[Portion of a data file]

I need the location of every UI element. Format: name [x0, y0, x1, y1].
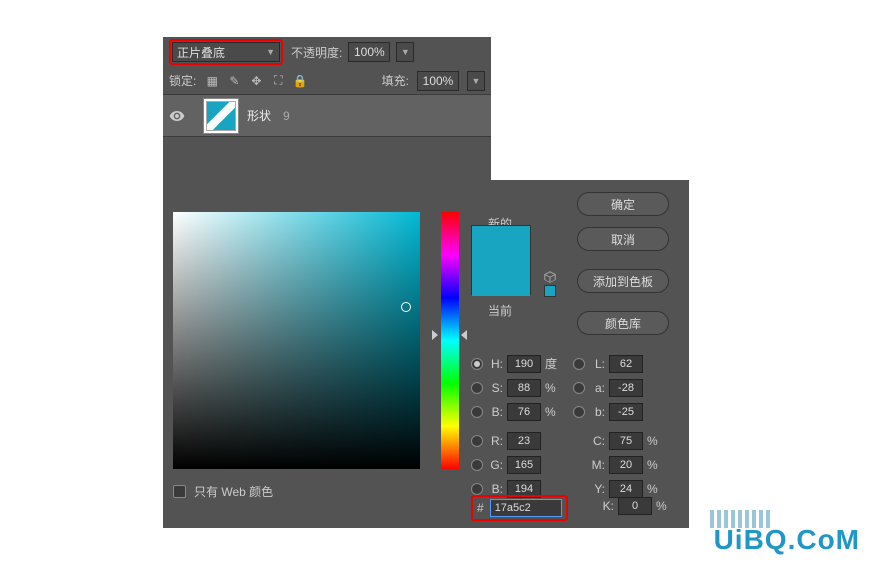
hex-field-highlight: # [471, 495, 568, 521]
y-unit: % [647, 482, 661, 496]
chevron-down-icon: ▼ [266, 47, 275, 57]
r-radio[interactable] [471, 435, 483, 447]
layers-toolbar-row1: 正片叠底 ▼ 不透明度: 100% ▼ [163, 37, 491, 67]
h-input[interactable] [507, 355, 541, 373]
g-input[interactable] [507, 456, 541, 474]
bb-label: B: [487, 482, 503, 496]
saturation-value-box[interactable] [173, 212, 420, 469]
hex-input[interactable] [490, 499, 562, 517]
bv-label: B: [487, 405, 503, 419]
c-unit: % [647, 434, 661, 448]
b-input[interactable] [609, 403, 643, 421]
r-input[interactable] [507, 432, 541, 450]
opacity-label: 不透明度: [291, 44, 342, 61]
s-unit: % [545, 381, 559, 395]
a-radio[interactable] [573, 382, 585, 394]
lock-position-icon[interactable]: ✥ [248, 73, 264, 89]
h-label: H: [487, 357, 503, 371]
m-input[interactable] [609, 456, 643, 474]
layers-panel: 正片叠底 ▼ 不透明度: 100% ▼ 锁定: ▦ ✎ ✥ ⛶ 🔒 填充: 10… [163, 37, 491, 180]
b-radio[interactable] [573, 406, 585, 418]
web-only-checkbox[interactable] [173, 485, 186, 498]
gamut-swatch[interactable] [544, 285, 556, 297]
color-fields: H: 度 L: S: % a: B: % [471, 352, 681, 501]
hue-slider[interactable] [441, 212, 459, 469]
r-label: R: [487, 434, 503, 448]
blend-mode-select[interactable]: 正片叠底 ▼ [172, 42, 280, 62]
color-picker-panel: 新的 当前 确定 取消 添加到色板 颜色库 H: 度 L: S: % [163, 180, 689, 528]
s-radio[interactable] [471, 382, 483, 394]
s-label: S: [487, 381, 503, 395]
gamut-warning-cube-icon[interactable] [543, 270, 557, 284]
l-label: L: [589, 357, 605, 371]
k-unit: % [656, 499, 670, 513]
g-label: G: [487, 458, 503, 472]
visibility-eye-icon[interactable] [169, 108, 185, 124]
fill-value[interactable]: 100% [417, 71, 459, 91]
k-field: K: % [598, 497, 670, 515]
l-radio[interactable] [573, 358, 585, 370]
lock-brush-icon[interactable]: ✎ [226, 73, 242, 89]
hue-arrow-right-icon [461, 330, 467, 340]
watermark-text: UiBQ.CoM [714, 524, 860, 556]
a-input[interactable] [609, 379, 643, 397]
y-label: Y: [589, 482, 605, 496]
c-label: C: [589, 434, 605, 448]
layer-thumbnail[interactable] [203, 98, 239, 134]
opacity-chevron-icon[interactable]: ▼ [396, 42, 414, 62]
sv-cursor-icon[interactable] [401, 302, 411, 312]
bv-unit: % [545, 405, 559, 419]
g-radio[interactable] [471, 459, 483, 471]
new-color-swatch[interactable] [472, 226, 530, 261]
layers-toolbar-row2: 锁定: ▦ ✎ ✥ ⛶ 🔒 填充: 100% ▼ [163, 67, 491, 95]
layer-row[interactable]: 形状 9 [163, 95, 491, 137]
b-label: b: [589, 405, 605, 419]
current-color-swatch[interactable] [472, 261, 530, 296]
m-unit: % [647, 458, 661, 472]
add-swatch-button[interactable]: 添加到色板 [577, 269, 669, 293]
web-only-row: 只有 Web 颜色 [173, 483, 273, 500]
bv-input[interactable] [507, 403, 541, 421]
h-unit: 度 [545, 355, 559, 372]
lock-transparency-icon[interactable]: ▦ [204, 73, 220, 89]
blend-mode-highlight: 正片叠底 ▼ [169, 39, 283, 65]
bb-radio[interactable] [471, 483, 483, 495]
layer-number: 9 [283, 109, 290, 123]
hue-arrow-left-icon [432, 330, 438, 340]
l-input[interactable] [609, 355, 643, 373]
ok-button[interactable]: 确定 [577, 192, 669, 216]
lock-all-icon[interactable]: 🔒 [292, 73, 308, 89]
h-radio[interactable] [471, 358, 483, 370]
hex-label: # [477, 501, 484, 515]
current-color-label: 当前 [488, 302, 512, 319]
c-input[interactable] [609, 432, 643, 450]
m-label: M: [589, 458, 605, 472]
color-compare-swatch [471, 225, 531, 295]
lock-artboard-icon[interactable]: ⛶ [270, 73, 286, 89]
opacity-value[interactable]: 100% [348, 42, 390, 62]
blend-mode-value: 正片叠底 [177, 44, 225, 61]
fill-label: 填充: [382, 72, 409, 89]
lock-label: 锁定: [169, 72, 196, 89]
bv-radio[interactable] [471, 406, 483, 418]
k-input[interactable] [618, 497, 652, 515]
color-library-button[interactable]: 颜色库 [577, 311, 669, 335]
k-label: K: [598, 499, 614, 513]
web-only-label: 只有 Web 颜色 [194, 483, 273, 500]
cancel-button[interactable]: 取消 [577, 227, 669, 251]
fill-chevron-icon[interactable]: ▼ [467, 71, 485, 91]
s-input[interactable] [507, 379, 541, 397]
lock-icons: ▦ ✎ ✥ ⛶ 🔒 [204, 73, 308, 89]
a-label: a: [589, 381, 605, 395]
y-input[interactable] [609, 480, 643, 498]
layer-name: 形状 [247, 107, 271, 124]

== Instructions for the task ==
Write out every line of the material above word for word, omitting the picture.

== Written solution ==
I need the location of every UI element. Format: name [x0, y0, x1, y1].
hex-field-highlight: # [471, 495, 568, 521]
y-unit: % [647, 482, 661, 496]
chevron-down-icon: ▼ [266, 47, 275, 57]
r-radio[interactable] [471, 435, 483, 447]
layers-toolbar-row1: 正片叠底 ▼ 不透明度: 100% ▼ [163, 37, 491, 67]
h-input[interactable] [507, 355, 541, 373]
g-input[interactable] [507, 456, 541, 474]
bb-label: B: [487, 482, 503, 496]
saturation-value-box[interactable] [173, 212, 420, 469]
hex-input[interactable] [490, 499, 562, 517]
bv-label: B: [487, 405, 503, 419]
c-unit: % [647, 434, 661, 448]
b-input[interactable] [609, 403, 643, 421]
r-input[interactable] [507, 432, 541, 450]
opacity-label: 不透明度: [291, 44, 342, 61]
s-unit: % [545, 381, 559, 395]
a-radio[interactable] [573, 382, 585, 394]
lock-position-icon[interactable]: ✥ [248, 73, 264, 89]
h-label: H: [487, 357, 503, 371]
m-input[interactable] [609, 456, 643, 474]
layers-panel: 正片叠底 ▼ 不透明度: 100% ▼ 锁定: ▦ ✎ ✥ ⛶ 🔒 填充: 10… [163, 37, 491, 180]
b-radio[interactable] [573, 406, 585, 418]
web-only-checkbox[interactable] [173, 485, 186, 498]
gamut-swatch[interactable] [544, 285, 556, 297]
color-fields: H: 度 L: S: % a: B: % [471, 352, 681, 501]
hue-slider[interactable] [441, 212, 459, 469]
r-label: R: [487, 434, 503, 448]
blend-mode-select[interactable]: 正片叠底 ▼ [172, 42, 280, 62]
color-picker-panel: 新的 当前 确定 取消 添加到色板 颜色库 H: 度 L: S: % [163, 180, 689, 528]
s-radio[interactable] [471, 382, 483, 394]
s-label: S: [487, 381, 503, 395]
gamut-warning-cube-icon[interactable] [543, 270, 557, 284]
l-label: L: [589, 357, 605, 371]
k-unit: % [656, 499, 670, 513]
g-label: G: [487, 458, 503, 472]
visibility-eye-icon[interactable] [169, 108, 185, 124]
fill-value[interactable]: 100% [417, 71, 459, 91]
k-field: K: % [598, 497, 670, 515]
l-radio[interactable] [573, 358, 585, 370]
lock-brush-icon[interactable]: ✎ [226, 73, 242, 89]
hue-arrow-right-icon [461, 330, 467, 340]
watermark-text: UiBQ.CoM [714, 524, 860, 556]
a-input[interactable] [609, 379, 643, 397]
y-label: Y: [589, 482, 605, 496]
c-label: C: [589, 434, 605, 448]
layer-thumbnail[interactable] [203, 98, 239, 134]
opacity-chevron-icon[interactable]: ▼ [396, 42, 414, 62]
sv-cursor-icon[interactable] [401, 302, 411, 312]
bv-unit: % [545, 405, 559, 419]
g-radio[interactable] [471, 459, 483, 471]
new-color-swatch[interactable] [472, 226, 530, 261]
layers-toolbar-row2: 锁定: ▦ ✎ ✥ ⛶ 🔒 填充: 100% ▼ [163, 67, 491, 95]
layer-row[interactable]: 形状 9 [163, 95, 491, 137]
b-label: b: [589, 405, 605, 419]
current-color-swatch[interactable] [472, 261, 530, 296]
m-unit: % [647, 458, 661, 472]
add-swatch-button[interactable]: 添加到色板 [577, 269, 669, 293]
web-only-row: 只有 Web 颜色 [173, 483, 273, 500]
bv-input[interactable] [507, 403, 541, 421]
h-unit: 度 [545, 355, 559, 372]
lock-transparency-icon[interactable]: ▦ [204, 73, 220, 89]
blend-mode-highlight: 正片叠底 ▼ [169, 39, 283, 65]
bb-radio[interactable] [471, 483, 483, 495]
layer-number: 9 [283, 109, 290, 123]
hue-arrow-left-icon [432, 330, 438, 340]
l-input[interactable] [609, 355, 643, 373]
ok-button[interactable]: 确定 [577, 192, 669, 216]
lock-all-icon[interactable]: 🔒 [292, 73, 308, 89]
h-radio[interactable] [471, 358, 483, 370]
hex-label: # [477, 501, 484, 515]
current-color-label: 当前 [488, 302, 512, 319]
c-input[interactable] [609, 432, 643, 450]
m-label: M: [589, 458, 605, 472]
color-compare-swatch [471, 225, 531, 295]
lock-artboard-icon[interactable]: ⛶ [270, 73, 286, 89]
opacity-value[interactable]: 100% [348, 42, 390, 62]
blend-mode-value: 正片叠底 [177, 44, 225, 61]
fill-label: 填充: [382, 72, 409, 89]
lock-label: 锁定: [169, 72, 196, 89]
bv-radio[interactable] [471, 406, 483, 418]
k-input[interactable] [618, 497, 652, 515]
color-library-button[interactable]: 颜色库 [577, 311, 669, 335]
k-label: K: [598, 499, 614, 513]
web-only-label: 只有 Web 颜色 [194, 483, 273, 500]
cancel-button[interactable]: 取消 [577, 227, 669, 251]
fill-chevron-icon[interactable]: ▼ [467, 71, 485, 91]
s-input[interactable] [507, 379, 541, 397]
lock-icons: ▦ ✎ ✥ ⛶ 🔒 [204, 73, 308, 89]
a-label: a: [589, 381, 605, 395]
y-input[interactable] [609, 480, 643, 498]
layer-name: 形状 [247, 107, 271, 124]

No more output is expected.